* [Supplied information]
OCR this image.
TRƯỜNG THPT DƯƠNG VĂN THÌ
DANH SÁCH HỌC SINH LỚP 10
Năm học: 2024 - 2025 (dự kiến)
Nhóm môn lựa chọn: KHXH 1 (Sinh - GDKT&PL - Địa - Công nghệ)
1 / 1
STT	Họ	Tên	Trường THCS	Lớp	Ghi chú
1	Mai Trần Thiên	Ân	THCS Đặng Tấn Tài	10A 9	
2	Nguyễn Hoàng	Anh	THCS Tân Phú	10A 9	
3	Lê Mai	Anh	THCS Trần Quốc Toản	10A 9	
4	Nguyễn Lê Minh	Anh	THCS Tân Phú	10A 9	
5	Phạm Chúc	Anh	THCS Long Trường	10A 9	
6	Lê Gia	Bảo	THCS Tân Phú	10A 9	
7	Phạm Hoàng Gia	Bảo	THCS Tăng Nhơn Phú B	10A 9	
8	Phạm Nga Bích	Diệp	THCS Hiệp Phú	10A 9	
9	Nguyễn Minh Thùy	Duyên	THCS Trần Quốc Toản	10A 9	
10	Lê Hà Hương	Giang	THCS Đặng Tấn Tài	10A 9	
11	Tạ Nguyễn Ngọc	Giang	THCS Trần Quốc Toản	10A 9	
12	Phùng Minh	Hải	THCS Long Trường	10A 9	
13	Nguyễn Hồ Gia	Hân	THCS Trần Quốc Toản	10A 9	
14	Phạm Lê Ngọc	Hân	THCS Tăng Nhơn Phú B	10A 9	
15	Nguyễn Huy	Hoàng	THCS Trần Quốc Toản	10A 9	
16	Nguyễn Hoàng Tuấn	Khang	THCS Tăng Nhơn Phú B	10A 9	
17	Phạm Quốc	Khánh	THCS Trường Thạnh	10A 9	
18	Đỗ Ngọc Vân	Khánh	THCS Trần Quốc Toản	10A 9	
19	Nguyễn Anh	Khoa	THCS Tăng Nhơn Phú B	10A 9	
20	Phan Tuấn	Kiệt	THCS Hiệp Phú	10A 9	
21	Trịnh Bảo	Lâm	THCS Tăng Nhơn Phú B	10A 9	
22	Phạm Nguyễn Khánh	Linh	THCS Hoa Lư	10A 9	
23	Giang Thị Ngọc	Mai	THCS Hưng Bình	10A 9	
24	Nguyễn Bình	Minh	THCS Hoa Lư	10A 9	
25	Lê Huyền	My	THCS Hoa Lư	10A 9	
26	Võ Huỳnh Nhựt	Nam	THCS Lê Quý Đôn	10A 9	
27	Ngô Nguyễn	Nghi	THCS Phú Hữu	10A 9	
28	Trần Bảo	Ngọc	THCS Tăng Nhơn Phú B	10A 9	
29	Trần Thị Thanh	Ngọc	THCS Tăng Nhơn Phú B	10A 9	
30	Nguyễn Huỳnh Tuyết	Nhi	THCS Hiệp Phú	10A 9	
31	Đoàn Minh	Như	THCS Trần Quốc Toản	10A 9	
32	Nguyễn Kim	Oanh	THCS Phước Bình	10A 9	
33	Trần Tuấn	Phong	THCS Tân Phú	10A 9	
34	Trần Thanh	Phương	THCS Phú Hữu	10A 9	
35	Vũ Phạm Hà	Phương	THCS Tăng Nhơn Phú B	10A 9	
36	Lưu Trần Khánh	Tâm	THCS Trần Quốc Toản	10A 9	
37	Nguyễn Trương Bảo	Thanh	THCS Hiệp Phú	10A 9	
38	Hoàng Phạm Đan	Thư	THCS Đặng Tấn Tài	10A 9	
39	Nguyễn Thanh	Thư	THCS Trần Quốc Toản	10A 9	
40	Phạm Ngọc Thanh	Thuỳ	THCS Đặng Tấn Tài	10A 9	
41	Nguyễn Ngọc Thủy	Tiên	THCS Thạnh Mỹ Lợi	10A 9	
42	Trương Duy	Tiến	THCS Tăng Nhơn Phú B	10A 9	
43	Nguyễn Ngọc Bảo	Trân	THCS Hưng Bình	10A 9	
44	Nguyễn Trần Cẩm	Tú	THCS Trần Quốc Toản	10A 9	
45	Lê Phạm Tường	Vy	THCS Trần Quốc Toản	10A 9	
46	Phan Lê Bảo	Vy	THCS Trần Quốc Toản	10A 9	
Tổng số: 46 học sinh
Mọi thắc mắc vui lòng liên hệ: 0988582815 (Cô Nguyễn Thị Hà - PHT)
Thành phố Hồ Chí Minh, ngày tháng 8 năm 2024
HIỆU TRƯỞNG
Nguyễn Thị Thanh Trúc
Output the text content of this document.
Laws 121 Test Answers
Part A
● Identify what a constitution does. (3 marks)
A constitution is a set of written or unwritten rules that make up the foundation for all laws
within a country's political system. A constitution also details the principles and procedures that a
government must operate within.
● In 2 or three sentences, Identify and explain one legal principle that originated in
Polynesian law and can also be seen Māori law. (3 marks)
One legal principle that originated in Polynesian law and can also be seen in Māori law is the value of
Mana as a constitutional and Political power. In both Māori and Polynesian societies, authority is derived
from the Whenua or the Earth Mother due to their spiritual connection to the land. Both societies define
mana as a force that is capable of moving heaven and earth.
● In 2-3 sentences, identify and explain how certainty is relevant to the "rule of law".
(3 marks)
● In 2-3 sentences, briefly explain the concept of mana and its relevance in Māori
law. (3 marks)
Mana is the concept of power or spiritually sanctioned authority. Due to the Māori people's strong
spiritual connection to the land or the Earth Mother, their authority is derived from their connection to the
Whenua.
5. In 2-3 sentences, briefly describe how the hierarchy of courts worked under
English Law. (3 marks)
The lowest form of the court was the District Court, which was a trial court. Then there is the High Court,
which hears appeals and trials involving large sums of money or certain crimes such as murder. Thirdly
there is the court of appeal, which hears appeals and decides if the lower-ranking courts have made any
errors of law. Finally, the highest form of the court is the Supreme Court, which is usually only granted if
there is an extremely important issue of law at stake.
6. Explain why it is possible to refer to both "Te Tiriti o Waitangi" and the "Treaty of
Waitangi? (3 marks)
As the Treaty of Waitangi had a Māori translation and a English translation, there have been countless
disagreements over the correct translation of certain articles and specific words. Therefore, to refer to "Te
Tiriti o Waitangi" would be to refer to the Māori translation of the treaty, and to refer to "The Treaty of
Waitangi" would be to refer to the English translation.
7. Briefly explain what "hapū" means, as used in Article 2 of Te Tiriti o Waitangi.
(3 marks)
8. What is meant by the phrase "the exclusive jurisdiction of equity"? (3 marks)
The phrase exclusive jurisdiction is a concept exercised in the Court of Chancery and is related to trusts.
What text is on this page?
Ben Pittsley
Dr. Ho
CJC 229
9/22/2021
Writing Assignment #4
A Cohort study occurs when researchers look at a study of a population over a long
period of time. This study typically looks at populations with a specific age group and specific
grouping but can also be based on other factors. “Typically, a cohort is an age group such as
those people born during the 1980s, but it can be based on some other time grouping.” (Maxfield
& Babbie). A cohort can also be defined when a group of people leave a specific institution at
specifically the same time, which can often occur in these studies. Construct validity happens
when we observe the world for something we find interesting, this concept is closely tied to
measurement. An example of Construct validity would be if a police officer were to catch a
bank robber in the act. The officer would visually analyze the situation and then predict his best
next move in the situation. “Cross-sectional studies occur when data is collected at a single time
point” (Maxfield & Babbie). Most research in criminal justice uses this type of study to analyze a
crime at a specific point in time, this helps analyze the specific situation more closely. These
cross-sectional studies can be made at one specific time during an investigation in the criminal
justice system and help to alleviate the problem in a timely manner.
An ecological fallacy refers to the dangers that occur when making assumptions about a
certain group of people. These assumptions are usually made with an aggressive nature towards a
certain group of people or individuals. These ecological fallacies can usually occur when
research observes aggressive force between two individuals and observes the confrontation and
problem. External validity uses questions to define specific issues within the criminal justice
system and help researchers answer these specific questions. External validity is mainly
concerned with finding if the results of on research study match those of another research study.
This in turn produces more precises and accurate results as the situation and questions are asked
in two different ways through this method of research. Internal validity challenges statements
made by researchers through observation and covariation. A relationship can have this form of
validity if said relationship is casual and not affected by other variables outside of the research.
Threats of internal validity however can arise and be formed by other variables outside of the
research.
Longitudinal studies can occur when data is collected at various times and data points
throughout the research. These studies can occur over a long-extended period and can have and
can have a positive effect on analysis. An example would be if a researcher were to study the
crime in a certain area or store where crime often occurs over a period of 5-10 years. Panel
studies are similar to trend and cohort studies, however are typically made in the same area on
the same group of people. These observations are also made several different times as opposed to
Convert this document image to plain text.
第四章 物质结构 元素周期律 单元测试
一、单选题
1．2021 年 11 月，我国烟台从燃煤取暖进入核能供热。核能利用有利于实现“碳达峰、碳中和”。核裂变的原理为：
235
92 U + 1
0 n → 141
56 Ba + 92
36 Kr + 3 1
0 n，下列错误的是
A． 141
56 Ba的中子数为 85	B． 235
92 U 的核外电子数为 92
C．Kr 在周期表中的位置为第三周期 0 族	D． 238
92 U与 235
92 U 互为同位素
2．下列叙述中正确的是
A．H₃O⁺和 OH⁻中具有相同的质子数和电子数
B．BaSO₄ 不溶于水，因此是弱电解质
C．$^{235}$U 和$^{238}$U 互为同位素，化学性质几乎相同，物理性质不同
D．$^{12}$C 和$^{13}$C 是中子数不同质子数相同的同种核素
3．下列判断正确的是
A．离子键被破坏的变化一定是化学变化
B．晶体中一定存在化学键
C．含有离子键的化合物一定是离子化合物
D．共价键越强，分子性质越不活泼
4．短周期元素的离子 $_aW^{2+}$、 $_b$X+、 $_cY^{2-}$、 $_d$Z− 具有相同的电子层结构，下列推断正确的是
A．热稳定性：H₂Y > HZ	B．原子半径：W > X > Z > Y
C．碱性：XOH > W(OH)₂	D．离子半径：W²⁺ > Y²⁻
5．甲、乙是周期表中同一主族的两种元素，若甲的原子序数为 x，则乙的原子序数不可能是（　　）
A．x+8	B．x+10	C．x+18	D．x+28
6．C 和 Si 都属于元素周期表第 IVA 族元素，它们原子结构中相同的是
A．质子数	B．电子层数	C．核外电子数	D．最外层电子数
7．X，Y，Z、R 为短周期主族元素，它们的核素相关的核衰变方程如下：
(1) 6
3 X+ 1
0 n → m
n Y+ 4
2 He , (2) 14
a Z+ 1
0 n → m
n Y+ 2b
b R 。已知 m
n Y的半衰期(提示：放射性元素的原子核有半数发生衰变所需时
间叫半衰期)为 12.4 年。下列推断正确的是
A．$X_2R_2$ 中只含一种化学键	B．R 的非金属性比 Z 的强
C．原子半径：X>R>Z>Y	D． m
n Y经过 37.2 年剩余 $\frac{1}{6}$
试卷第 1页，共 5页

* [Task objective] How many lines of the records contain the string "data"? Respond with the number alone.

* [Exercise response] 2